#### Requirement
Set down the data below without change, skipping the pictures it holds.

#### Data provided
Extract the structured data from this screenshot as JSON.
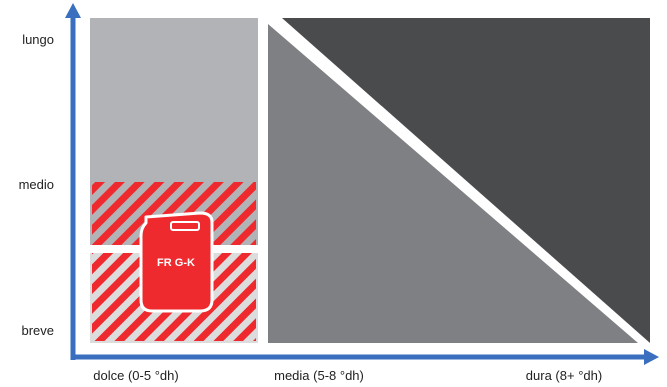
{
  "y_axis": {
    "ticks": [
      "lungo",
      "medio",
      "breve"
    ]
  },
  "x_axis": {
    "ticks": [
      "dolce (0-5 °dh)",
      "media (5-8 °dh)",
      "dura (8+ °dh)"
    ]
  },
  "product": {
    "label": "FR G-K",
    "icon": "canister-icon"
  },
  "colors": {
    "axis": "#3a6fbf",
    "zone_light": "#b2b3b6",
    "zone_lightest": "#dcdcdd",
    "zone_mid": "#7f8083",
    "zone_dark": "#4a4b4d",
    "hatch": "#ee2a2e",
    "product": "#ee2a2e"
  }
}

#### Solution below
Extract the structured data from this screenshot as JSON.
{
  "y_axis": {
    "ticks": [
      "lungo",
      "medio",
      "breve"
    ]
  },
  "x_axis": {
    "ticks": [
      "dolce (0-5 °dh)",
      "media (5-8 °dh)",
      "dura (8+ °dh)"
    ]
  },
  "product": {
    "label": "FR G-K",
    "icon": "canister-icon"
  },
  "colors": {
    "axis": "#3a6fbf",
    "zone_light": "#b2b3b6",
    "zone_lightest": "#dcdcdd",
    "zone_mid": "#7f8083",
    "zone_dark": "#4a4b4d",
    "hatch": "#ee2a2e",
    "product": "#ee2a2e"
  }
}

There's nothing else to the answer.